Data tied to figure images
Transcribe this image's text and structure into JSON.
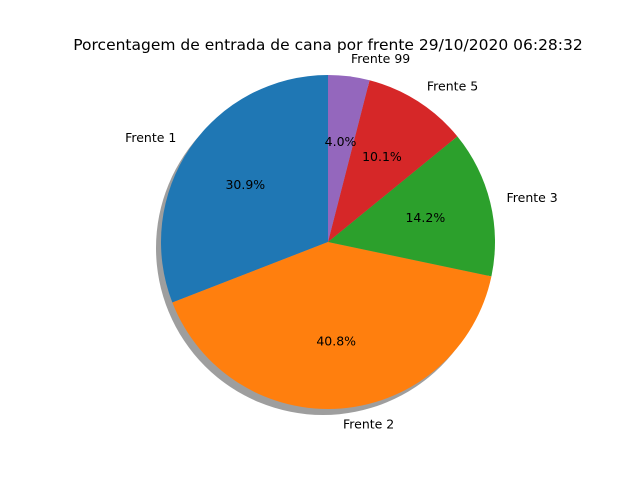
{
  "chart_data": {
    "type": "pie",
    "title": "Porcentagem de entrada de cana por frente 29/10/2020 06:28:32",
    "slices": [
      {
        "label": "Frente 1",
        "value": 30.9,
        "pct_label": "30.9%",
        "color": "#1f77b4"
      },
      {
        "label": "Frente 2",
        "value": 40.8,
        "pct_label": "40.8%",
        "color": "#ff7f0e"
      },
      {
        "label": "Frente 3",
        "value": 14.2,
        "pct_label": "14.2%",
        "color": "#2ca02c"
      },
      {
        "label": "Frente 5",
        "value": 10.1,
        "pct_label": "10.1%",
        "color": "#d62728"
      },
      {
        "label": "Frente 99",
        "value": 4.0,
        "pct_label": "4.0%",
        "color": "#9467bd"
      }
    ],
    "start_angle_deg": 90,
    "direction": "counterclockwise",
    "shadow": true
  }
}
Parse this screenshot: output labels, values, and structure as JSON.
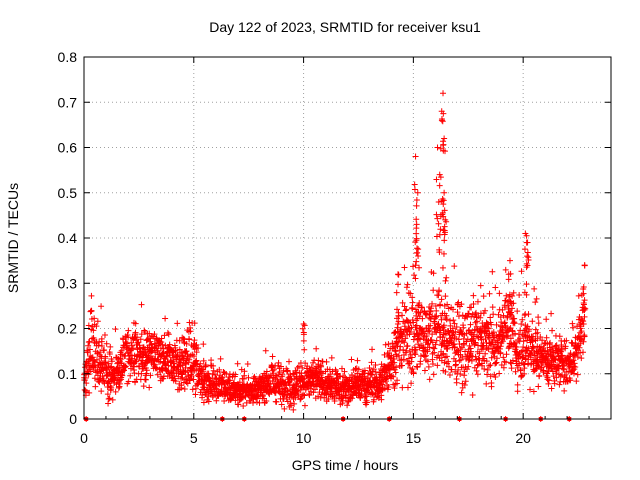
{
  "chart_data": {
    "type": "scatter",
    "title": "Day 122 of 2023, SRMTID for receiver ksu1",
    "xlabel": "GPS time / hours",
    "ylabel": "SRMTID / TECUs",
    "xlim": [
      0,
      24
    ],
    "ylim": [
      0,
      0.8
    ],
    "grid": true,
    "marker": "+",
    "x_ticks": [
      0,
      5,
      10,
      15,
      20
    ],
    "x_tick_labels": [
      "0",
      "5",
      "10",
      "15",
      "20"
    ],
    "y_ticks": [
      0,
      0.1,
      0.2,
      0.3,
      0.4,
      0.5,
      0.6,
      0.7,
      0.8
    ],
    "y_tick_labels": [
      "0",
      "0.1",
      "0.2",
      "0.3",
      "0.4",
      "0.5",
      "0.6",
      "0.7",
      "0.8"
    ],
    "series": [
      {
        "name": "ksu1",
        "color": "#ff0000",
        "envelope": [
          {
            "t": 0.0,
            "mean": 0.08,
            "spread": 0.03
          },
          {
            "t": 0.3,
            "mean": 0.16,
            "spread": 0.06
          },
          {
            "t": 0.8,
            "mean": 0.11,
            "spread": 0.04
          },
          {
            "t": 1.3,
            "mean": 0.09,
            "spread": 0.03
          },
          {
            "t": 2.0,
            "mean": 0.14,
            "spread": 0.04
          },
          {
            "t": 2.8,
            "mean": 0.14,
            "spread": 0.04
          },
          {
            "t": 3.5,
            "mean": 0.13,
            "spread": 0.04
          },
          {
            "t": 4.3,
            "mean": 0.12,
            "spread": 0.04
          },
          {
            "t": 5.0,
            "mean": 0.13,
            "spread": 0.05
          },
          {
            "t": 5.5,
            "mean": 0.08,
            "spread": 0.03
          },
          {
            "t": 6.5,
            "mean": 0.07,
            "spread": 0.02
          },
          {
            "t": 7.5,
            "mean": 0.06,
            "spread": 0.02
          },
          {
            "t": 8.5,
            "mean": 0.08,
            "spread": 0.025
          },
          {
            "t": 9.5,
            "mean": 0.07,
            "spread": 0.03
          },
          {
            "t": 10.5,
            "mean": 0.09,
            "spread": 0.03
          },
          {
            "t": 11.5,
            "mean": 0.07,
            "spread": 0.025
          },
          {
            "t": 12.5,
            "mean": 0.07,
            "spread": 0.025
          },
          {
            "t": 13.5,
            "mean": 0.08,
            "spread": 0.025
          },
          {
            "t": 14.2,
            "mean": 0.15,
            "spread": 0.05
          },
          {
            "t": 15.0,
            "mean": 0.2,
            "spread": 0.08
          },
          {
            "t": 15.5,
            "mean": 0.18,
            "spread": 0.06
          },
          {
            "t": 16.0,
            "mean": 0.2,
            "spread": 0.07
          },
          {
            "t": 16.5,
            "mean": 0.17,
            "spread": 0.06
          },
          {
            "t": 17.3,
            "mean": 0.16,
            "spread": 0.06
          },
          {
            "t": 18.0,
            "mean": 0.18,
            "spread": 0.06
          },
          {
            "t": 18.7,
            "mean": 0.15,
            "spread": 0.05
          },
          {
            "t": 19.3,
            "mean": 0.22,
            "spread": 0.06
          },
          {
            "t": 19.7,
            "mean": 0.15,
            "spread": 0.05
          },
          {
            "t": 20.2,
            "mean": 0.17,
            "spread": 0.06
          },
          {
            "t": 20.8,
            "mean": 0.13,
            "spread": 0.04
          },
          {
            "t": 21.5,
            "mean": 0.13,
            "spread": 0.04
          },
          {
            "t": 22.2,
            "mean": 0.12,
            "spread": 0.03
          },
          {
            "t": 22.8,
            "mean": 0.22,
            "spread": 0.06
          }
        ],
        "peaks": [
          {
            "x": 15.1,
            "y": 0.58
          },
          {
            "x": 15.2,
            "y": 0.5
          },
          {
            "x": 15.15,
            "y": 0.43
          },
          {
            "x": 16.1,
            "y": 0.6
          },
          {
            "x": 16.2,
            "y": 0.54
          },
          {
            "x": 16.3,
            "y": 0.66
          },
          {
            "x": 16.35,
            "y": 0.72
          },
          {
            "x": 16.4,
            "y": 0.62
          },
          {
            "x": 16.4,
            "y": 0.5
          },
          {
            "x": 16.45,
            "y": 0.44
          },
          {
            "x": 19.4,
            "y": 0.35
          },
          {
            "x": 20.1,
            "y": 0.41
          },
          {
            "x": 20.2,
            "y": 0.39
          },
          {
            "x": 22.8,
            "y": 0.34
          },
          {
            "x": 10.0,
            "y": 0.21
          },
          {
            "x": 14.3,
            "y": 0.32
          }
        ],
        "zero_markers": [
          0.1,
          6.3,
          7.3,
          11.8,
          13.9,
          17.1,
          19.2,
          20.8,
          22.1
        ]
      }
    ]
  }
}
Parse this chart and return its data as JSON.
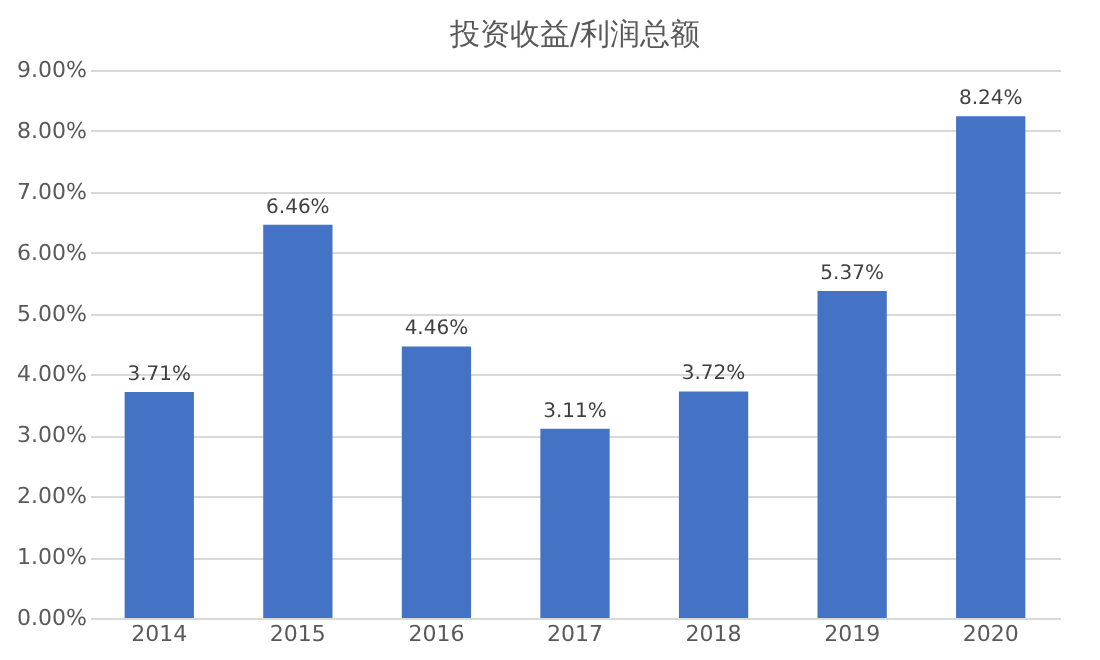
{
  "chart_data": {
    "type": "bar",
    "title": "投资收益/利润总额",
    "categories": [
      "2014",
      "2015",
      "2016",
      "2017",
      "2018",
      "2019",
      "2020"
    ],
    "values": [
      3.71,
      6.46,
      4.46,
      3.11,
      3.72,
      5.37,
      8.24
    ],
    "value_labels": [
      "3.71%",
      "6.46%",
      "4.46%",
      "3.11%",
      "3.72%",
      "5.37%",
      "8.24%"
    ],
    "color": "#4472c4",
    "ylim": [
      0,
      9
    ],
    "yticks": [
      {
        "value": 0,
        "label": "0.00%"
      },
      {
        "value": 1,
        "label": "1.00%"
      },
      {
        "value": 2,
        "label": "2.00%"
      },
      {
        "value": 3,
        "label": "3.00%"
      },
      {
        "value": 4,
        "label": "4.00%"
      },
      {
        "value": 5,
        "label": "5.00%"
      },
      {
        "value": 6,
        "label": "6.00%"
      },
      {
        "value": 7,
        "label": "7.00%"
      },
      {
        "value": 8,
        "label": "8.00%"
      },
      {
        "value": 9,
        "label": "9.00%"
      }
    ],
    "grid": "y"
  }
}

→ **WHAT NEEDS TO BE DONE**
Give the count of lines that hold the word "title", with nothing added.

→ **RESULT BELOW**
3